» **EXTRACTED INFORMATION**
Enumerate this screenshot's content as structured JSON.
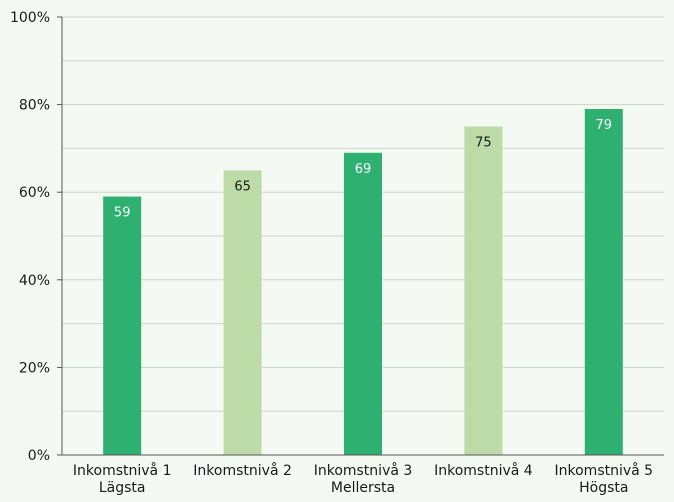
{
  "chart_data": {
    "type": "bar",
    "categories": [
      [
        "Inkomstnivå 1",
        "Lägsta"
      ],
      [
        "Inkomstnivå 2"
      ],
      [
        "Inkomstnivå 3",
        "Mellersta"
      ],
      [
        "Inkomstnivå 4"
      ],
      [
        "Inkomstnivå 5",
        "Högsta"
      ]
    ],
    "values": [
      59,
      65,
      69,
      75,
      79
    ],
    "data_labels": [
      "59",
      "65",
      "69",
      "75",
      "79"
    ],
    "bar_colors": [
      "#2db070",
      "#bddba7",
      "#2db070",
      "#bddba7",
      "#2db070"
    ],
    "label_colors": [
      "#ffffff",
      "#1a1a1a",
      "#ffffff",
      "#1a1a1a",
      "#ffffff"
    ],
    "ylim": [
      0,
      100
    ],
    "yticks": [
      0,
      20,
      40,
      60,
      80,
      100
    ],
    "ytick_labels": [
      "0%",
      "20%",
      "40%",
      "60%",
      "80%",
      "100%"
    ],
    "grid": true,
    "grid_color": "#c8d8c8",
    "axis_color": "#555555",
    "title": "",
    "xlabel": "",
    "ylabel": ""
  }
}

» **SET EXERCISE**
Return to the listing above and set it down exactly, leaving out its pictures.

» **OUTPUT BELOW**
Enumerate this screenshot's content as structured JSON.
{
  "chart_data": {
    "type": "bar",
    "categories": [
      [
        "Inkomstnivå 1",
        "Lägsta"
      ],
      [
        "Inkomstnivå 2"
      ],
      [
        "Inkomstnivå 3",
        "Mellersta"
      ],
      [
        "Inkomstnivå 4"
      ],
      [
        "Inkomstnivå 5",
        "Högsta"
      ]
    ],
    "values": [
      59,
      65,
      69,
      75,
      79
    ],
    "data_labels": [
      "59",
      "65",
      "69",
      "75",
      "79"
    ],
    "bar_colors": [
      "#2db070",
      "#bddba7",
      "#2db070",
      "#bddba7",
      "#2db070"
    ],
    "label_colors": [
      "#ffffff",
      "#1a1a1a",
      "#ffffff",
      "#1a1a1a",
      "#ffffff"
    ],
    "ylim": [
      0,
      100
    ],
    "yticks": [
      0,
      20,
      40,
      60,
      80,
      100
    ],
    "ytick_labels": [
      "0%",
      "20%",
      "40%",
      "60%",
      "80%",
      "100%"
    ],
    "grid": true,
    "grid_color": "#c8d8c8",
    "axis_color": "#555555",
    "title": "",
    "xlabel": "",
    "ylabel": ""
  }
}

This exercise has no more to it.